▼

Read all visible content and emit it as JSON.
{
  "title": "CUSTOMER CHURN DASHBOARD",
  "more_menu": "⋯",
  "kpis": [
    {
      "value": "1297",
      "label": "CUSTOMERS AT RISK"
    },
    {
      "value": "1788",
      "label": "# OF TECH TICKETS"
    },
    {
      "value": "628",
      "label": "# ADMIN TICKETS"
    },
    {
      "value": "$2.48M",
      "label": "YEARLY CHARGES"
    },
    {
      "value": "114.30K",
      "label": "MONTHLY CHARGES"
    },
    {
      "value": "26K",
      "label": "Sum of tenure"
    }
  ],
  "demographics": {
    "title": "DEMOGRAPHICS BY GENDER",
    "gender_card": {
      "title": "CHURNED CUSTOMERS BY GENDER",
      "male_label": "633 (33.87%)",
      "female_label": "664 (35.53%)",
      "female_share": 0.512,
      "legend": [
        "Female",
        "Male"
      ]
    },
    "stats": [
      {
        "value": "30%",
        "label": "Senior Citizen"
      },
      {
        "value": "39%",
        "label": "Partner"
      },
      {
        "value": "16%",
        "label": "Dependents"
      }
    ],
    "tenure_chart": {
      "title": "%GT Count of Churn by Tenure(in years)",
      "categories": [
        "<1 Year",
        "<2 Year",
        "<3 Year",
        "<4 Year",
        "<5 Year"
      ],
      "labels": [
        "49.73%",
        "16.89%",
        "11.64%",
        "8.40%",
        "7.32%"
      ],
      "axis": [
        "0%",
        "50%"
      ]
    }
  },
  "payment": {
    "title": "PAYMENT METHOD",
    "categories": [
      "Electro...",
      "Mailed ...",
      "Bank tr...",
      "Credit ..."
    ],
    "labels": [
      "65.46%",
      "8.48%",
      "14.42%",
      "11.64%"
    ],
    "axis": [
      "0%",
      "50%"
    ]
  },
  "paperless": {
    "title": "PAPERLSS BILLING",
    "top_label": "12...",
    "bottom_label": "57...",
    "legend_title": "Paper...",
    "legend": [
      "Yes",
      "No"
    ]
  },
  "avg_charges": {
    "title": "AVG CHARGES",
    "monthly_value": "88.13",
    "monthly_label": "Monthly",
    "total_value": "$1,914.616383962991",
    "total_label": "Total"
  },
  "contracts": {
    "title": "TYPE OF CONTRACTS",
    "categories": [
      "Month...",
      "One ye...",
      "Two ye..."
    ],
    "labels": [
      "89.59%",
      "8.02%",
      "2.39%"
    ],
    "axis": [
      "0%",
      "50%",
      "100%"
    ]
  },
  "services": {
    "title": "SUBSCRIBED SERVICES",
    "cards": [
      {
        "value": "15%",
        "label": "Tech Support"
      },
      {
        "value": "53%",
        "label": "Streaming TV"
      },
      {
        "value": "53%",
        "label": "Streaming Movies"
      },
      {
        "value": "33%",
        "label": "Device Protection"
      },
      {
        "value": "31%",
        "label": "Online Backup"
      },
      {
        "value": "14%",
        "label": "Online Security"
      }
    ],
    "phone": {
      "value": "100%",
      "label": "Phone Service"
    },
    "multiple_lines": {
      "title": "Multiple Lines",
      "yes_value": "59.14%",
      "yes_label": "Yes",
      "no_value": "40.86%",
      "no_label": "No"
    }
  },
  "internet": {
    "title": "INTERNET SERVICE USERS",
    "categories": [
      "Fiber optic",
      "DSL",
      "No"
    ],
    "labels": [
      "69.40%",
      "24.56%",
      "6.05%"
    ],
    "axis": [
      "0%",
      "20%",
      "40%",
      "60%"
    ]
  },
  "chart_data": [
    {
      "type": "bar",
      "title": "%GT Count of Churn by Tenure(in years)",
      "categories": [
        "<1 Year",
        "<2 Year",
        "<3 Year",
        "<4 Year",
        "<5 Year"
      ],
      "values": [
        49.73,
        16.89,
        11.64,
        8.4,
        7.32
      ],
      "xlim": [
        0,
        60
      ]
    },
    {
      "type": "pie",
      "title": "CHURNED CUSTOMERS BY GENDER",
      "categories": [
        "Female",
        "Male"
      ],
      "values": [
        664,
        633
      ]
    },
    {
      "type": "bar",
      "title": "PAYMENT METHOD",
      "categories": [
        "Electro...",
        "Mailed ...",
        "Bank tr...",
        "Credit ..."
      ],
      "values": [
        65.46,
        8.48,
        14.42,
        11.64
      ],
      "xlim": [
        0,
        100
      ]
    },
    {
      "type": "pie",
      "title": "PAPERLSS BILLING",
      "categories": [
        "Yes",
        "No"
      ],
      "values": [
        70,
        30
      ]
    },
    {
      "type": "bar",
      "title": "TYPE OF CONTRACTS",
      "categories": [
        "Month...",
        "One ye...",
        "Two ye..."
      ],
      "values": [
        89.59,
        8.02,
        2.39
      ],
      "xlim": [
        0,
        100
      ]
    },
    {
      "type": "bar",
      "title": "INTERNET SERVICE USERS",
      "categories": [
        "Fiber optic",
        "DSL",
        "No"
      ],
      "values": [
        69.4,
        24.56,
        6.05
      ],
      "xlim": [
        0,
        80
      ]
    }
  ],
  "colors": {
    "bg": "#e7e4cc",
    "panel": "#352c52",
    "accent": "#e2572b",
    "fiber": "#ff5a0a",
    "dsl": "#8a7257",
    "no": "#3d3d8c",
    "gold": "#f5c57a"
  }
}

▲

Please give back all of the records exactly as written.

Read all visible content and emit it as JSON.
{
  "title": "CUSTOMER CHURN DASHBOARD",
  "more_menu": "⋯",
  "kpis": [
    {
      "value": "1297",
      "label": "CUSTOMERS AT RISK"
    },
    {
      "value": "1788",
      "label": "# OF TECH TICKETS"
    },
    {
      "value": "628",
      "label": "# ADMIN TICKETS"
    },
    {
      "value": "$2.48M",
      "label": "YEARLY CHARGES"
    },
    {
      "value": "114.30K",
      "label": "MONTHLY CHARGES"
    },
    {
      "value": "26K",
      "label": "Sum of tenure"
    }
  ],
  "demographics": {
    "title": "DEMOGRAPHICS BY GENDER",
    "gender_card": {
      "title": "CHURNED CUSTOMERS BY GENDER",
      "male_label": "633 (33.87%)",
      "female_label": "664 (35.53%)",
      "female_share": 0.512,
      "legend": [
        "Female",
        "Male"
      ]
    },
    "stats": [
      {
        "value": "30%",
        "label": "Senior Citizen"
      },
      {
        "value": "39%",
        "label": "Partner"
      },
      {
        "value": "16%",
        "label": "Dependents"
      }
    ],
    "tenure_chart": {
      "title": "%GT Count of Churn by Tenure(in years)",
      "categories": [
        "<1 Year",
        "<2 Year",
        "<3 Year",
        "<4 Year",
        "<5 Year"
      ],
      "labels": [
        "49.73%",
        "16.89%",
        "11.64%",
        "8.40%",
        "7.32%"
      ],
      "axis": [
        "0%",
        "50%"
      ]
    }
  },
  "payment": {
    "title": "PAYMENT METHOD",
    "categories": [
      "Electro...",
      "Mailed ...",
      "Bank tr...",
      "Credit ..."
    ],
    "labels": [
      "65.46%",
      "8.48%",
      "14.42%",
      "11.64%"
    ],
    "axis": [
      "0%",
      "50%"
    ]
  },
  "paperless": {
    "title": "PAPERLSS BILLING",
    "top_label": "12...",
    "bottom_label": "57...",
    "legend_title": "Paper...",
    "legend": [
      "Yes",
      "No"
    ]
  },
  "avg_charges": {
    "title": "AVG CHARGES",
    "monthly_value": "88.13",
    "monthly_label": "Monthly",
    "total_value": "$1,914.616383962991",
    "total_label": "Total"
  },
  "contracts": {
    "title": "TYPE OF CONTRACTS",
    "categories": [
      "Month...",
      "One ye...",
      "Two ye..."
    ],
    "labels": [
      "89.59%",
      "8.02%",
      "2.39%"
    ],
    "axis": [
      "0%",
      "50%",
      "100%"
    ]
  },
  "services": {
    "title": "SUBSCRIBED SERVICES",
    "cards": [
      {
        "value": "15%",
        "label": "Tech Support"
      },
      {
        "value": "53%",
        "label": "Streaming TV"
      },
      {
        "value": "53%",
        "label": "Streaming Movies"
      },
      {
        "value": "33%",
        "label": "Device Protection"
      },
      {
        "value": "31%",
        "label": "Online Backup"
      },
      {
        "value": "14%",
        "label": "Online Security"
      }
    ],
    "phone": {
      "value": "100%",
      "label": "Phone Service"
    },
    "multiple_lines": {
      "title": "Multiple Lines",
      "yes_value": "59.14%",
      "yes_label": "Yes",
      "no_value": "40.86%",
      "no_label": "No"
    }
  },
  "internet": {
    "title": "INTERNET SERVICE USERS",
    "categories": [
      "Fiber optic",
      "DSL",
      "No"
    ],
    "labels": [
      "69.40%",
      "24.56%",
      "6.05%"
    ],
    "axis": [
      "0%",
      "20%",
      "40%",
      "60%"
    ]
  },
  "chart_data": [
    {
      "type": "bar",
      "title": "%GT Count of Churn by Tenure(in years)",
      "categories": [
        "<1 Year",
        "<2 Year",
        "<3 Year",
        "<4 Year",
        "<5 Year"
      ],
      "values": [
        49.73,
        16.89,
        11.64,
        8.4,
        7.32
      ],
      "xlim": [
        0,
        60
      ]
    },
    {
      "type": "pie",
      "title": "CHURNED CUSTOMERS BY GENDER",
      "categories": [
        "Female",
        "Male"
      ],
      "values": [
        664,
        633
      ]
    },
    {
      "type": "bar",
      "title": "PAYMENT METHOD",
      "categories": [
        "Electro...",
        "Mailed ...",
        "Bank tr...",
        "Credit ..."
      ],
      "values": [
        65.46,
        8.48,
        14.42,
        11.64
      ],
      "xlim": [
        0,
        100
      ]
    },
    {
      "type": "pie",
      "title": "PAPERLSS BILLING",
      "categories": [
        "Yes",
        "No"
      ],
      "values": [
        70,
        30
      ]
    },
    {
      "type": "bar",
      "title": "TYPE OF CONTRACTS",
      "categories": [
        "Month...",
        "One ye...",
        "Two ye..."
      ],
      "values": [
        89.59,
        8.02,
        2.39
      ],
      "xlim": [
        0,
        100
      ]
    },
    {
      "type": "bar",
      "title": "INTERNET SERVICE USERS",
      "categories": [
        "Fiber optic",
        "DSL",
        "No"
      ],
      "values": [
        69.4,
        24.56,
        6.05
      ],
      "xlim": [
        0,
        80
      ]
    }
  ],
  "colors": {
    "bg": "#e7e4cc",
    "panel": "#352c52",
    "accent": "#e2572b",
    "fiber": "#ff5a0a",
    "dsl": "#8a7257",
    "no": "#3d3d8c",
    "gold": "#f5c57a"
  }
}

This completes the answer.